Среди национальных институтов, восходящих к этой эпохе, одним из самых характерных и самых известных стала инквизиция, призванная искоренять любые возможные формы инакомыслия. На протяжении последних пятидесяти лет историки ведут спор о том, являлась ли инквизиция орудием королевской власти или церкви. Она не была ни тем, ни другим, или и тем, и другим одновременно. Прежде всего это было чисто испанское явление. Это был своего рода плавильный котел амбиций и фанатизма. Инквизиция являлась инструментом власти и источником моральных установлений. Она внушала страх, но средний испанец считал, что это полезный и спасительный страх. Большие и маленькие, аристократы и нищие толпами собирались на аутодафе, и вскоре установился обычай совмещать эти драматические уроки истинности христианской веры с торжественными событиями королевского двора, восшествиями на престол или королевскими свадьбами.
В этой связи необходимо заметить, что еретиков не сжигали непосредственно во время аутодафе: эта церемония, часто открывавшаяся самим королем, состояла в процессии из сотен осужденных («кающихся грешников») с зажженными свечами в руках и гротескных колпаках sambenitos, направлявшейся к месту аутодафе (в Мадриде это была главная площадь, «Plaza Mayor»), где громко зачитывался приговор. Эта церемония длилась целый день с утра до вечера, а в случае необходимости продолжалась и на следующие дни. Костры сооружались в других местах, обычно в городских предместьях; эти места назывались quemadero (от глагола quemar – жечь). Казнь также была публичной, и на нее собирались толпы народа, стремящегося получить наставление в добродетели. Очень показательным является описание в одной из рукописей того времени глубокого огорчения, охватившего жителей Севильи в 1604 году, когда одно аутодафе было отменено по приказу короля в самый последний момент: «Общее чувство овладело всеми, глубокая внутренняя печаль, как если бы каждый был обижен и обделен; ибо дело Господа имеет такую силу, что каждый хотел встать на его защиту; это событие позволило понять какую любовь, уважение, но также и страх внушала инквизиция».

[Записи элементов макета]
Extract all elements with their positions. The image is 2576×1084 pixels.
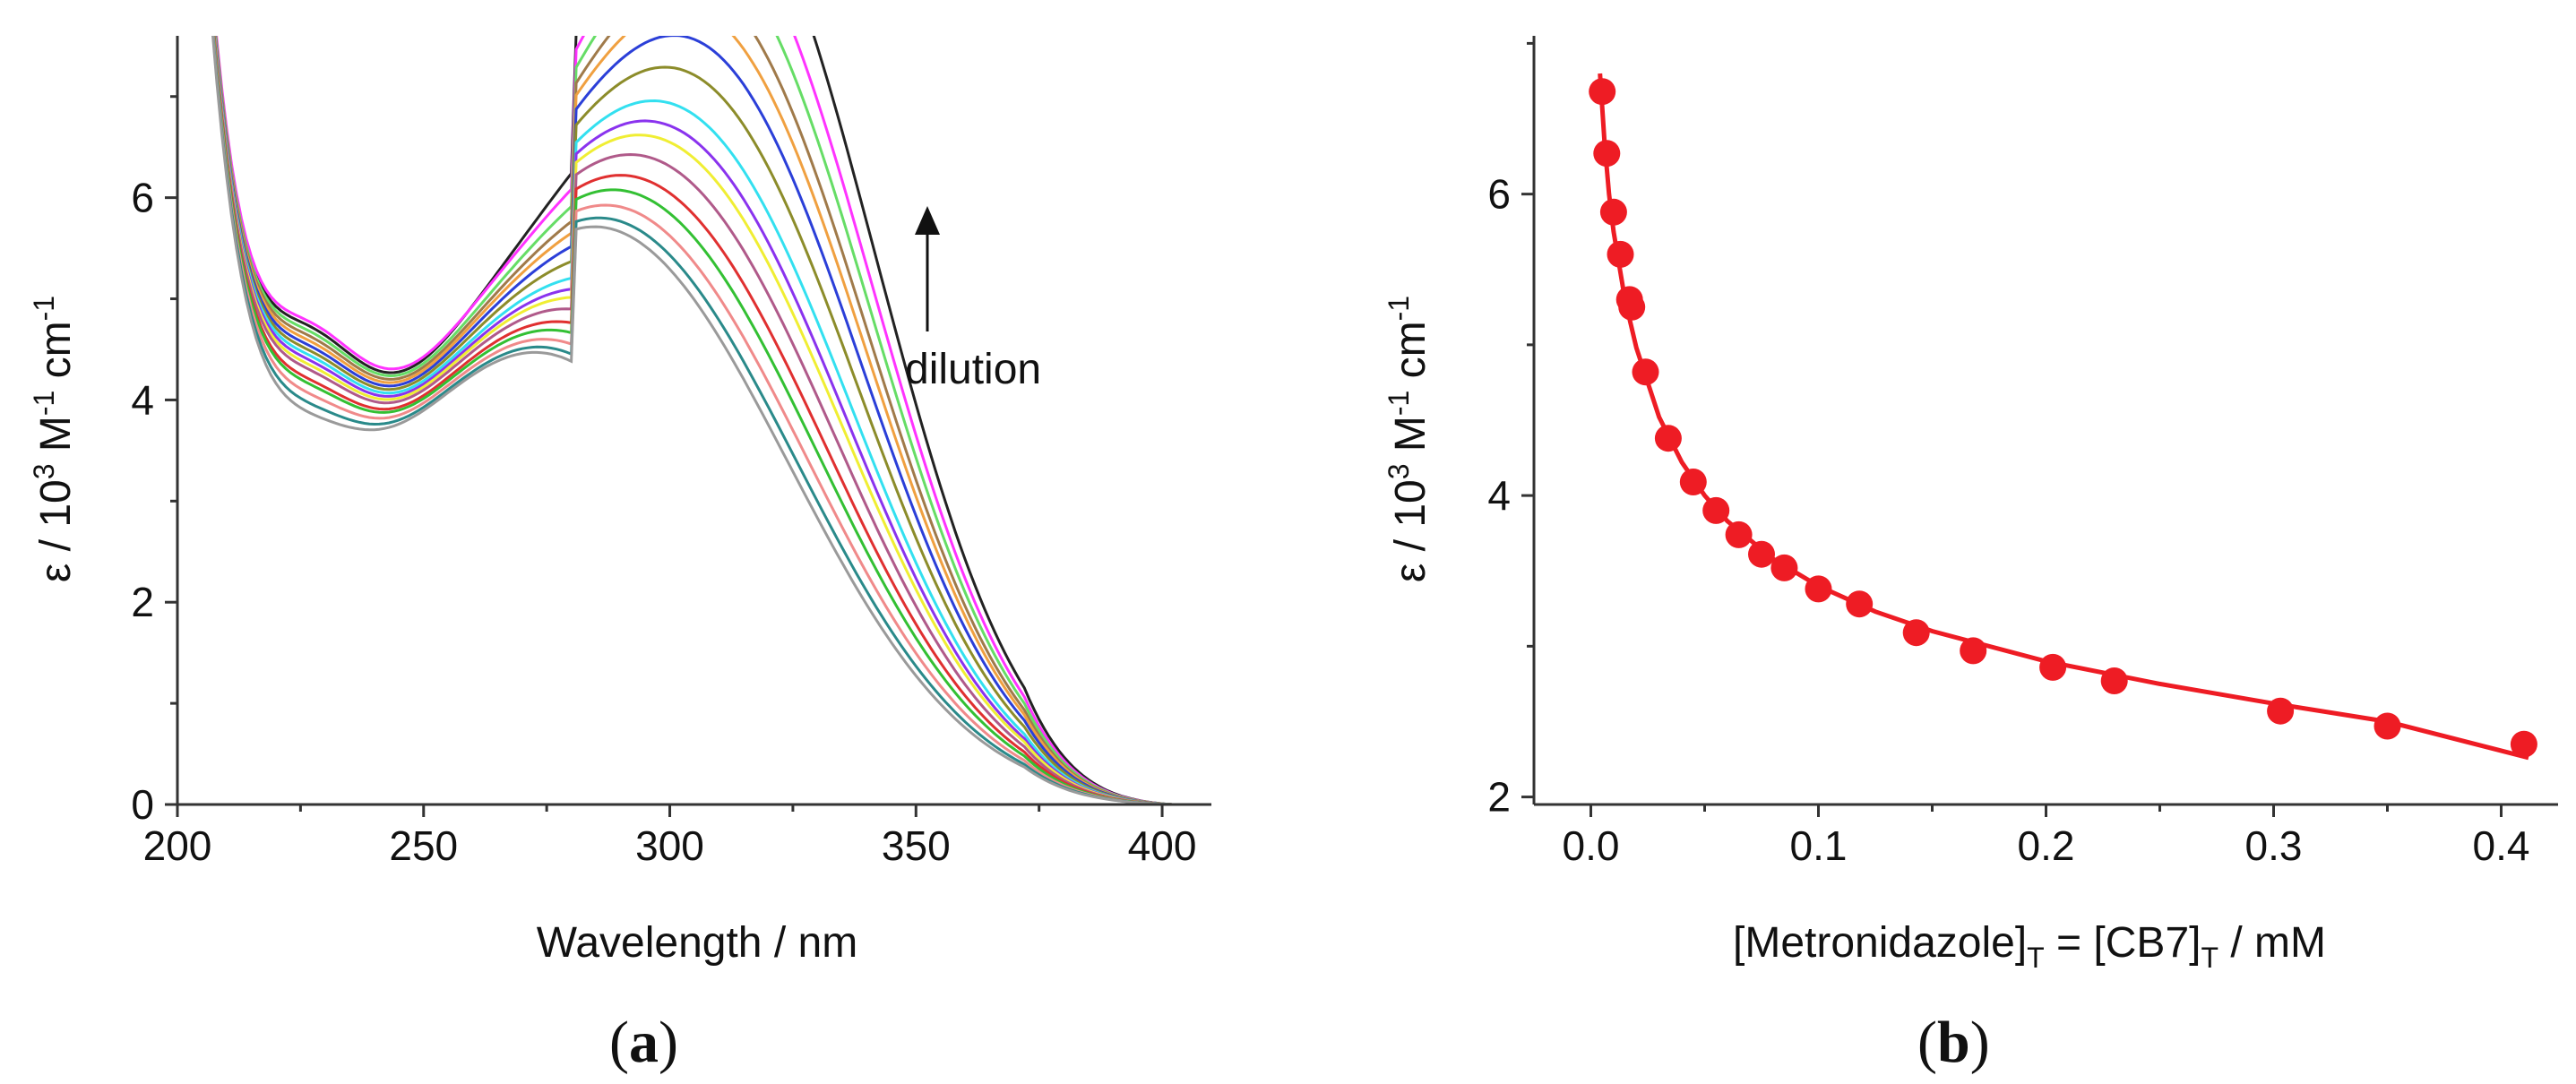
panel-a-y-tick-label: 4 [131,376,154,423]
panel-a-y-tick-label: 6 [131,175,154,221]
data-point [2039,653,2067,681]
spectrum-line-s8 [213,36,1211,804]
data-point [1599,198,1627,226]
panel-b-ticks: 0.0 0.1 0.2 0.3 0.4 2 4 6 [1487,41,2530,869]
dilution-annotation: dilution [905,346,1041,393]
panel-b-x-tick-label: 0.2 [2018,822,2075,869]
panel-a-series-group [211,36,1211,804]
panel-b-y-tick-label: 2 [1487,774,1511,821]
spectrum-line-s15 [211,36,1211,804]
panel-b-label: (b) [1917,1010,1990,1075]
data-point [1846,590,1874,618]
panel-a-ticks: 200 250 300 350 400 0 2 4 6 [131,95,1197,869]
panel-b-chart: 0.0 0.1 0.2 0.3 0.4 2 4 6 [Metronidazole]T = [C… [1383,36,2558,1075]
panel-b-x-tick-label: 0.0 [1563,822,1620,869]
panel-b-y-tick-label: 6 [1487,171,1511,218]
spectrum-line-s10 [213,36,1211,804]
panel-b-fit-curve [1598,73,2529,761]
data-point [1679,469,1707,495]
data-point [1805,575,1832,603]
spectrum-line-s9 [213,36,1211,804]
panel-a-x-tick-label: 350 [882,822,951,869]
panel-b-x-tick-label: 0.3 [2245,822,2303,869]
data-point [1593,140,1621,168]
panel-a-y-tick-label: 0 [131,781,154,828]
panel-a-x-tick-label: 300 [635,822,704,869]
spectrum-line-s4 [214,36,1211,804]
panel-b-y-tick-label: 4 [1487,472,1511,519]
panel-a-label: (a) [609,1010,678,1075]
dilution-arrow-head [915,206,940,235]
spectrum-line-s11 [212,36,1211,804]
data-point [1770,554,1798,581]
panel-b-x-tick-label: 0.1 [1790,822,1848,869]
panel-a-y-axis-title: ε / 103 M-1 cm-1 [28,296,80,582]
data-point [1654,425,1682,452]
spectrum-line-s1 [214,36,1211,804]
panel-a-chart: 200 250 300 350 400 0 2 4 6 dilution Wavelength … [28,36,1211,1075]
panel-b-y-axis-title: ε / 103 M-1 cm-1 [1383,296,1434,582]
panel-b-data-points [1589,78,2537,758]
data-point [2510,730,2537,758]
spectrum-line-s14 [211,36,1211,804]
data-point [1960,637,1987,665]
data-point [1725,520,1753,548]
spectrum-line-s3 [214,36,1211,804]
spectrum-line-s13 [212,36,1211,804]
panel-a-axes [176,36,1211,806]
spectrum-line-s2 [215,36,1211,804]
data-point [2100,667,2128,694]
data-point [1589,78,1616,106]
spectrum-line-s12 [212,36,1211,804]
spectrum-line-s7 [213,36,1211,804]
data-point [1607,240,1634,268]
panel-b-x-tick-label: 0.4 [2473,822,2530,869]
data-point [1748,540,1775,568]
panel-a-x-tick-label: 250 [389,822,458,869]
panel-b-axes [1532,36,2558,806]
panel-a-x-tick-label: 200 [143,822,212,869]
data-point [1902,619,1930,647]
panel-a-x-axis-title: Wavelength / nm [537,919,857,967]
data-point [2374,712,2401,740]
data-point [1702,496,1730,524]
spectrum-line-s6 [213,36,1211,804]
data-point [2267,697,2295,725]
panel-a-y-tick-label: 2 [131,579,154,625]
data-point [1618,293,1646,321]
spectrum-line-s16 [211,36,1211,804]
data-point [1632,358,1659,386]
panel-a-x-tick-label: 400 [1128,822,1197,869]
spectrum-line-s5 [214,36,1211,804]
panel-b-x-axis-title: [Metronidazole]T = [CB7]T / mM [1733,919,2326,974]
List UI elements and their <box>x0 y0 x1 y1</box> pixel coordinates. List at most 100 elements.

→ ЗАДАНИЯ:
1 – Определите, соответствуют ли отрывку следующие утверждения, и для каждого ответьте «да» или «нет», приведя решающие слова отрывка дословно в кавычках. (a) Еретиков сжигали непосредственно во время аутодафе. (b) В Мадриде местом аутодафе служила главная площадь. (c) Аутодафе в Севилье было отменено по приказу короля в 1604 году.
2 – Приведите, пожалуйста, фрагмент отрывка начиная со слов «Среди национальных институтов, восходящих» вплоть до слов «или королевскими свадьбами.» включительно, заменив в нем «страх» на «трепет».

→ ОТВЕТЫ ПО ЗАДАНИЯМ:
1 –
(a) Нет: «еретиков не сжигали непосредственно во время аутодафе».
(b) Да: «в Мадриде это была главная площадь, «Plaza Mayor»».
(c) Да: «охватившего жителей Севильи в 1604 году, когда одно аутодафе было отменено по приказу короля».

2 –
Среди национальных институтов, восходящих к этой эпохе, одним из самых характерных и самых известных стала инквизиция, призванная искоренять любые возможные формы инакомыслия. На протяжении последних пятидесяти лет историки ведут спор о том, являлась ли инквизиция орудием королевской власти или церкви. Она не была ни тем, ни другим, или и тем, и другим одновременно. Прежде всего это было чисто испанское явление. Это был своего рода плавильный котел амбиций и фанатизма. Инквизиция являлась инструментом власти и источником моральных установлений. Она внушала трепет, но средний испанец считал, что это полезный и спасительный трепет. Большие и маленькие, аристократы и нищие толпами собирались на аутодафе, и вскоре установился обычай совмещать эти драматические уроки истинности христианской веры с торжественными событиями королевского двора, восшествиями на престол или королевскими свадьбами.